- [THE PROBLEM]: It is required that all of the data be written out exactly.

----- SUPPLIED MATERIAL

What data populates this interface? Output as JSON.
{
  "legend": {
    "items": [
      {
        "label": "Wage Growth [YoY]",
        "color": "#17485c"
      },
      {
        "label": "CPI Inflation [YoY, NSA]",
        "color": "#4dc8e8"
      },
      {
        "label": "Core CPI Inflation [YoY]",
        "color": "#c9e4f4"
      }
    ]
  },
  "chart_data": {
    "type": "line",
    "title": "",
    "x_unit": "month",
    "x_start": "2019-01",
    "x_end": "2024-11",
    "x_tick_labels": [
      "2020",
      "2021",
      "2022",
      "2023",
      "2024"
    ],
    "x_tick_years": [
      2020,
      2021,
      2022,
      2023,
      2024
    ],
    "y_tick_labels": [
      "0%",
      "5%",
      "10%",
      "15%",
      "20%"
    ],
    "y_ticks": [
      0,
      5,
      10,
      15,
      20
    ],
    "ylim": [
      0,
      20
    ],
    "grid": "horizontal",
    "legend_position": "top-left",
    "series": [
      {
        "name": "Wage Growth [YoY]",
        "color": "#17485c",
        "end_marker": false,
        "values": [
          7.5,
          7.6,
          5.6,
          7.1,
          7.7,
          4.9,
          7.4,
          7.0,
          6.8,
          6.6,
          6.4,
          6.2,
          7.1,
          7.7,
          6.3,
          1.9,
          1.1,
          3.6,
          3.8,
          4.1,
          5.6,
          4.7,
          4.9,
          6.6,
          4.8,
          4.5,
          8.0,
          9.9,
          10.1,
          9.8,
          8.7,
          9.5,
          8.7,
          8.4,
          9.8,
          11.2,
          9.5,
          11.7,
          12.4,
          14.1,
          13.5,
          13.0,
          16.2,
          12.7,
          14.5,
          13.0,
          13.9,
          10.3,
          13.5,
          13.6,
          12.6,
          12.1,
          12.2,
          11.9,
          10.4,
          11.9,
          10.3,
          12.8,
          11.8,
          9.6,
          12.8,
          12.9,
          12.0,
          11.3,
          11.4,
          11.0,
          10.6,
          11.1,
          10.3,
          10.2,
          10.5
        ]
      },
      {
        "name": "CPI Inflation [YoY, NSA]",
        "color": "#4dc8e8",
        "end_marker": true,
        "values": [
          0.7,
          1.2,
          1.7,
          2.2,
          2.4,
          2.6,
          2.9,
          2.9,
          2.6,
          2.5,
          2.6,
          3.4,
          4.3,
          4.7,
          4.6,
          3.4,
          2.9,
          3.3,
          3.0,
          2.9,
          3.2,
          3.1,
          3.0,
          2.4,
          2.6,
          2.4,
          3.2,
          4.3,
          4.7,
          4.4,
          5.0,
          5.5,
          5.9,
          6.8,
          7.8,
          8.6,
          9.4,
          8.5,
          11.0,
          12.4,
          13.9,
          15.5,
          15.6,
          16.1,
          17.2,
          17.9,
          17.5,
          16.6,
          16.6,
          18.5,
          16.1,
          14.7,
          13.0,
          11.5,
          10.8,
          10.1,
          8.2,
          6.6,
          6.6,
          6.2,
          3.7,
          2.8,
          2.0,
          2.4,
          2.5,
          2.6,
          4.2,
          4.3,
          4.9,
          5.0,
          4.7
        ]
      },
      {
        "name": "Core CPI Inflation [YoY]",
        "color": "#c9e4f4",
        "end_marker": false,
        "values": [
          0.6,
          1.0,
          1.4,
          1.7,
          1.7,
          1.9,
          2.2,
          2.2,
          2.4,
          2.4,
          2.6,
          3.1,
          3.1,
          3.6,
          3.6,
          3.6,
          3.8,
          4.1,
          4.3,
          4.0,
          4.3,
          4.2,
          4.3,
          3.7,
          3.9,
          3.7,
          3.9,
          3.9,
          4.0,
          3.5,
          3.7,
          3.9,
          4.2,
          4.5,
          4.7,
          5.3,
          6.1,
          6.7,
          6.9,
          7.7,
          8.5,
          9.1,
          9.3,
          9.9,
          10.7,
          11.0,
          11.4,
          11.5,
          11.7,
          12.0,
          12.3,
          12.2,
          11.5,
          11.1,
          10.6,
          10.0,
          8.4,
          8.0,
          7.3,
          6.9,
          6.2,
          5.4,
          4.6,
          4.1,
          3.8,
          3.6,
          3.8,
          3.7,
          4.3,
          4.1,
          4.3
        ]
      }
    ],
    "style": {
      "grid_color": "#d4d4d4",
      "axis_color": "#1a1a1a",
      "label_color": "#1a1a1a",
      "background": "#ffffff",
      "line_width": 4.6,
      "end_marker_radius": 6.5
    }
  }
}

----------

- [TASK RESULT]:
What data populates this interface? Output as JSON.
{
  "legend": {
    "items": [
      {
        "label": "Wage Growth [YoY]",
        "color": "#17485c"
      },
      {
        "label": "CPI Inflation [YoY, NSA]",
        "color": "#4dc8e8"
      },
      {
        "label": "Core CPI Inflation [YoY]",
        "color": "#c9e4f4"
      }
    ]
  },
  "chart_data": {
    "type": "line",
    "title": "",
    "x_unit": "month",
    "x_start": "2019-01",
    "x_end": "2024-11",
    "x_tick_labels": [
      "2020",
      "2021",
      "2022",
      "2023",
      "2024"
    ],
    "x_tick_years": [
      2020,
      2021,
      2022,
      2023,
      2024
    ],
    "y_tick_labels": [
      "0%",
      "5%",
      "10%",
      "15%",
      "20%"
    ],
    "y_ticks": [
      0,
      5,
      10,
      15,
      20
    ],
    "ylim": [
      0,
      20
    ],
    "grid": "horizontal",
    "legend_position": "top-left",
    "series": [
      {
        "name": "Wage Growth [YoY]",
        "color": "#17485c",
        "end_marker": false,
        "values": [
          7.5,
          7.6,
          5.6,
          7.1,
          7.7,
          4.9,
          7.4,
          7.0,
          6.8,
          6.6,
          6.4,
          6.2,
          7.1,
          7.7,
          6.3,
          1.9,
          1.1,
          3.6,
          3.8,
          4.1,
          5.6,
          4.7,
          4.9,
          6.6,
          4.8,
          4.5,
          8.0,
          9.9,
          10.1,
          9.8,
          8.7,
          9.5,
          8.7,
          8.4,
          9.8,
          11.2,
          9.5,
          11.7,
          12.4,
          14.1,
          13.5,
          13.0,
          16.2,
          12.7,
          14.5,
          13.0,
          13.9,
          10.3,
          13.5,
          13.6,
          12.6,
          12.1,
          12.2,
          11.9,
          10.4,
          11.9,
          10.3,
          12.8,
          11.8,
          9.6,
          12.8,
          12.9,
          12.0,
          11.3,
          11.4,
          11.0,
          10.6,
          11.1,
          10.3,
          10.2,
          10.5
        ]
      },
      {
        "name": "CPI Inflation [YoY, NSA]",
        "color": "#4dc8e8",
        "end_marker": true,
        "values": [
          0.7,
          1.2,
          1.7,
          2.2,
          2.4,
          2.6,
          2.9,
          2.9,
          2.6,
          2.5,
          2.6,
          3.4,
          4.3,
          4.7,
          4.6,
          3.4,
          2.9,
          3.3,
          3.0,
          2.9,
          3.2,
          3.1,
          3.0,
          2.4,
          2.6,
          2.4,
          3.2,
          4.3,
          4.7,
          4.4,
          5.0,
          5.5,
          5.9,
          6.8,
          7.8,
          8.6,
          9.4,
          8.5,
          11.0,
          12.4,
          13.9,
          15.5,
          15.6,
          16.1,
          17.2,
          17.9,
          17.5,
          16.6,
          16.6,
          18.5,
          16.1,
          14.7,
          13.0,
          11.5,
          10.8,
          10.1,
          8.2,
          6.6,
          6.6,
          6.2,
          3.7,
          2.8,
          2.0,
          2.4,
          2.5,
          2.6,
          4.2,
          4.3,
          4.9,
          5.0,
          4.7
        ]
      },
      {
        "name": "Core CPI Inflation [YoY]",
        "color": "#c9e4f4",
        "end_marker": false,
        "values": [
          0.6,
          1.0,
          1.4,
          1.7,
          1.7,
          1.9,
          2.2,
          2.2,
          2.4,
          2.4,
          2.6,
          3.1,
          3.1,
          3.6,
          3.6,
          3.6,
          3.8,
          4.1,
          4.3,
          4.0,
          4.3,
          4.2,
          4.3,
          3.7,
          3.9,
          3.7,
          3.9,
          3.9,
          4.0,
          3.5,
          3.7,
          3.9,
          4.2,
          4.5,
          4.7,
          5.3,
          6.1,
          6.7,
          6.9,
          7.7,
          8.5,
          9.1,
          9.3,
          9.9,
          10.7,
          11.0,
          11.4,
          11.5,
          11.7,
          12.0,
          12.3,
          12.2,
          11.5,
          11.1,
          10.6,
          10.0,
          8.4,
          8.0,
          7.3,
          6.9,
          6.2,
          5.4,
          4.6,
          4.1,
          3.8,
          3.6,
          3.8,
          3.7,
          4.3,
          4.1,
          4.3
        ]
      }
    ],
    "style": {
      "grid_color": "#d4d4d4",
      "axis_color": "#1a1a1a",
      "label_color": "#1a1a1a",
      "background": "#ffffff",
      "line_width": 4.6,
      "end_marker_radius": 6.5
    }
  }
}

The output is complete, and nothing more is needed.